[START OF Given information]

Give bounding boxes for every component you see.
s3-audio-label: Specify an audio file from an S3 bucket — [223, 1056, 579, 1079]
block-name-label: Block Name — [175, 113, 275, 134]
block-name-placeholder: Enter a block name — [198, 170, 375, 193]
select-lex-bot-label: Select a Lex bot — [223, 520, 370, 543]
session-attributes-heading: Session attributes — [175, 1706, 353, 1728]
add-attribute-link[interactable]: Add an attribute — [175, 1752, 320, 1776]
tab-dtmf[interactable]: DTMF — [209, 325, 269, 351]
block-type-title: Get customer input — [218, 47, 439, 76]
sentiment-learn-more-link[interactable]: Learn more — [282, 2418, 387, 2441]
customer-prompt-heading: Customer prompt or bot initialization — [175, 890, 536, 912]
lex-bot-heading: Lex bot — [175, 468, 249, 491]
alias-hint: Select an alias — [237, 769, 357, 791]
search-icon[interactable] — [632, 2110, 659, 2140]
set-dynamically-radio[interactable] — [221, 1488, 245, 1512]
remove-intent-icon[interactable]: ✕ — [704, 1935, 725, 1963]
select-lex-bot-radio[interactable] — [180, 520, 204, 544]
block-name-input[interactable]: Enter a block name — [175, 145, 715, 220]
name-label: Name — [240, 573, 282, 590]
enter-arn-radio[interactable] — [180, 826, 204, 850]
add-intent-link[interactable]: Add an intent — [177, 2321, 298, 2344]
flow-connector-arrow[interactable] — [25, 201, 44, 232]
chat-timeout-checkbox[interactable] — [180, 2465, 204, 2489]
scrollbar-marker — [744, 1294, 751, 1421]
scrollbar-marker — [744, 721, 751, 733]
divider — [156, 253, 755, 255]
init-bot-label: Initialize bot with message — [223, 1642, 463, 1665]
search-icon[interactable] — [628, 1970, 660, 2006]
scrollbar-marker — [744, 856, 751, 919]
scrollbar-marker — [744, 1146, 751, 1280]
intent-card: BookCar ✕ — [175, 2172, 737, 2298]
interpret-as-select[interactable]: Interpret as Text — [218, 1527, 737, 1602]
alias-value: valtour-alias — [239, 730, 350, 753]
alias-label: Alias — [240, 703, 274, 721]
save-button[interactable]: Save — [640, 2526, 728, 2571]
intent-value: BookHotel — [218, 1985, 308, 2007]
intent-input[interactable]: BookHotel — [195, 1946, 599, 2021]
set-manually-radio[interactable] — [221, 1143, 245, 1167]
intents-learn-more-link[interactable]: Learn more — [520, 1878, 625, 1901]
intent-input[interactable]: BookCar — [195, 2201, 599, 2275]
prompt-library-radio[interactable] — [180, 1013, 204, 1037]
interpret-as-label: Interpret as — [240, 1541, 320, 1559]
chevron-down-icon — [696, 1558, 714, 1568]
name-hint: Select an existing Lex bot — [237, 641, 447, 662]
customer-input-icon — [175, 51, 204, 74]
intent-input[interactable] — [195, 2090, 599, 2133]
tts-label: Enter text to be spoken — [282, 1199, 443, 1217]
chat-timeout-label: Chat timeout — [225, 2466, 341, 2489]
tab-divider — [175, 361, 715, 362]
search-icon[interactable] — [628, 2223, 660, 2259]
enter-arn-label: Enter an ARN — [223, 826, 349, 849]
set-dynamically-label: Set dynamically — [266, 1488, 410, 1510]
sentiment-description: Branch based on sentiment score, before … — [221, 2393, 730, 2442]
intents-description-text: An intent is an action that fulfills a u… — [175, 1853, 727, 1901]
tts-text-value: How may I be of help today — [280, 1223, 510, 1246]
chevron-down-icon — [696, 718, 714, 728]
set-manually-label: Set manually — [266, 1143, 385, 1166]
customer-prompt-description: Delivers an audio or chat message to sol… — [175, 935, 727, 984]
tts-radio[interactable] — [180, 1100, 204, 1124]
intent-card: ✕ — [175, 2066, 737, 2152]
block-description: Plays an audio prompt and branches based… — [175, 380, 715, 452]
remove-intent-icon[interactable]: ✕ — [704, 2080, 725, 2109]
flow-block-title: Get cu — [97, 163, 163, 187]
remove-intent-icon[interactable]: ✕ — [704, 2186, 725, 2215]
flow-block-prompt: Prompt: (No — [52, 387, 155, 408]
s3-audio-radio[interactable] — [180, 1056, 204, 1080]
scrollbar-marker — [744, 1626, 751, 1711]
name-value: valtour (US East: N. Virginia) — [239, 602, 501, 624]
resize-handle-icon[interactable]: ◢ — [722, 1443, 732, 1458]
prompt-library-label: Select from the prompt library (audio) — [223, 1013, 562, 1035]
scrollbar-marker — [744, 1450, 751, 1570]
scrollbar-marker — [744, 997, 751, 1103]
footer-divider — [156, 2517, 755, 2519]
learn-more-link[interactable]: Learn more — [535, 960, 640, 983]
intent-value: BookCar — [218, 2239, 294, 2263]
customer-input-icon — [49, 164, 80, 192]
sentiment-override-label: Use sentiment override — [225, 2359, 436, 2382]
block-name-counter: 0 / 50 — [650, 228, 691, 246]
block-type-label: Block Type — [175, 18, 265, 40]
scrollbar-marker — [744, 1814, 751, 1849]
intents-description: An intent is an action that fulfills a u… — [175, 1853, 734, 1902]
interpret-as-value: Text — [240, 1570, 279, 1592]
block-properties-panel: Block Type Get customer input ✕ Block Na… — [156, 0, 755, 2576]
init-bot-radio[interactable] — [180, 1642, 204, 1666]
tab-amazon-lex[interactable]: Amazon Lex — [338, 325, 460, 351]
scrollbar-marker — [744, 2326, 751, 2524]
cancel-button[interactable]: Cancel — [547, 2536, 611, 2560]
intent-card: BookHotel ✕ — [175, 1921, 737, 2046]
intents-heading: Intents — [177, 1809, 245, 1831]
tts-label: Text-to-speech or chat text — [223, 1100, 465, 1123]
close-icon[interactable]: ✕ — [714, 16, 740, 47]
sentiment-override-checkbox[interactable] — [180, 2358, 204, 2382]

[END OF Given information]

### Task requirements
Reproduce every line of the rows verbatim.

### The reply
Give bounding boxes for every component you see.
s3-audio-label: Specify an audio file from an S3 bucket — [223, 1056, 579, 1079]
block-name-label: Block Name — [175, 113, 275, 134]
block-name-placeholder: Enter a block name — [198, 170, 375, 193]
select-lex-bot-label: Select a Lex bot — [223, 520, 370, 543]
session-attributes-heading: Session attributes — [175, 1706, 353, 1728]
add-attribute-link[interactable]: Add an attribute — [175, 1752, 320, 1776]
tab-dtmf[interactable]: DTMF — [209, 325, 269, 351]
block-type-title: Get customer input — [218, 47, 439, 76]
sentiment-learn-more-link[interactable]: Learn more — [282, 2418, 387, 2441]
customer-prompt-heading: Customer prompt or bot initialization — [175, 890, 536, 912]
lex-bot-heading: Lex bot — [175, 468, 249, 491]
alias-hint: Select an alias — [237, 769, 357, 791]
search-icon[interactable] — [632, 2110, 659, 2140]
set-dynamically-radio[interactable] — [221, 1488, 245, 1512]
remove-intent-icon[interactable]: ✕ — [704, 1935, 725, 1963]
select-lex-bot-radio[interactable] — [180, 520, 204, 544]
block-name-input[interactable]: Enter a block name — [175, 145, 715, 220]
name-label: Name — [240, 573, 282, 590]
enter-arn-radio[interactable] — [180, 826, 204, 850]
add-intent-link[interactable]: Add an intent — [177, 2321, 298, 2344]
flow-connector-arrow[interactable] — [25, 201, 44, 232]
chat-timeout-checkbox[interactable] — [180, 2465, 204, 2489]
scrollbar-marker — [744, 1294, 751, 1421]
scrollbar-marker — [744, 721, 751, 733]
divider — [156, 253, 755, 255]
init-bot-label: Initialize bot with message — [223, 1642, 463, 1665]
search-icon[interactable] — [628, 1970, 660, 2006]
scrollbar-marker — [744, 856, 751, 919]
scrollbar-marker — [744, 1146, 751, 1280]
intent-card: BookCar ✕ — [175, 2172, 737, 2298]
interpret-as-select[interactable]: Interpret as Text — [218, 1527, 737, 1602]
alias-value: valtour-alias — [239, 730, 350, 753]
alias-label: Alias — [240, 703, 274, 721]
save-button[interactable]: Save — [640, 2526, 728, 2571]
intent-value: BookHotel — [218, 1985, 308, 2007]
intent-input[interactable]: BookHotel — [195, 1946, 599, 2021]
set-manually-radio[interactable] — [221, 1143, 245, 1167]
intents-learn-more-link[interactable]: Learn more — [520, 1878, 625, 1901]
intent-input[interactable]: BookCar — [195, 2201, 599, 2275]
prompt-library-radio[interactable] — [180, 1013, 204, 1037]
interpret-as-label: Interpret as — [240, 1541, 320, 1559]
chevron-down-icon — [696, 1558, 714, 1568]
name-hint: Select an existing Lex bot — [237, 641, 447, 662]
customer-input-icon — [175, 51, 204, 74]
intent-input[interactable] — [195, 2090, 599, 2133]
tts-label: Enter text to be spoken — [282, 1199, 443, 1217]
chat-timeout-label: Chat timeout — [225, 2466, 341, 2489]
tab-divider — [175, 361, 715, 362]
search-icon[interactable] — [628, 2223, 660, 2259]
enter-arn-label: Enter an ARN — [223, 826, 349, 849]
set-dynamically-label: Set dynamically — [266, 1488, 410, 1510]
sentiment-description: Branch based on sentiment score, before … — [221, 2393, 730, 2442]
intents-description-text: An intent is an action that fulfills a u… — [175, 1853, 727, 1901]
tts-text-value: How may I be of help today — [280, 1223, 510, 1246]
chevron-down-icon — [696, 718, 714, 728]
set-manually-label: Set manually — [266, 1143, 385, 1166]
customer-prompt-description: Delivers an audio or chat message to sol… — [175, 935, 727, 984]
tts-radio[interactable] — [180, 1100, 204, 1124]
intent-card: ✕ — [175, 2066, 737, 2152]
block-description: Plays an audio prompt and branches based… — [175, 380, 715, 452]
remove-intent-icon[interactable]: ✕ — [704, 2080, 725, 2109]
flow-block-title: Get cu — [97, 163, 163, 187]
remove-intent-icon[interactable]: ✕ — [704, 2186, 725, 2215]
flow-block-prompt: Prompt: (No — [52, 387, 155, 408]
s3-audio-radio[interactable] — [180, 1056, 204, 1080]
scrollbar-marker — [744, 1626, 751, 1711]
name-value: valtour (US East: N. Virginia) — [239, 602, 501, 624]
resize-handle-icon[interactable]: ◢ — [722, 1443, 732, 1458]
prompt-library-label: Select from the prompt library (audio) — [223, 1013, 562, 1035]
scrollbar-marker — [744, 1450, 751, 1570]
scrollbar-marker — [744, 997, 751, 1103]
footer-divider — [156, 2517, 755, 2519]
learn-more-link[interactable]: Learn more — [535, 960, 640, 983]
intent-value: BookCar — [218, 2239, 294, 2263]
customer-input-icon — [49, 164, 80, 192]
sentiment-override-label: Use sentiment override — [225, 2359, 436, 2382]
block-name-counter: 0 / 50 — [650, 228, 691, 246]
block-type-label: Block Type — [175, 18, 265, 40]
scrollbar-marker — [744, 1814, 751, 1849]
intents-description: An intent is an action that fulfills a u… — [175, 1853, 734, 1902]
interpret-as-value: Text — [240, 1570, 279, 1592]
block-properties-panel: Block Type Get customer input ✕ Block Na… — [156, 0, 755, 2576]
init-bot-radio[interactable] — [180, 1642, 204, 1666]
tab-amazon-lex[interactable]: Amazon Lex — [338, 325, 460, 351]
scrollbar-marker — [744, 2326, 751, 2524]
cancel-button[interactable]: Cancel — [547, 2536, 611, 2560]
intent-card: BookHotel ✕ — [175, 1921, 737, 2046]
intents-heading: Intents — [177, 1809, 245, 1831]
tts-label: Text-to-speech or chat text — [223, 1100, 465, 1123]
close-icon[interactable]: ✕ — [714, 16, 740, 47]
sentiment-override-checkbox[interactable] — [180, 2358, 204, 2382]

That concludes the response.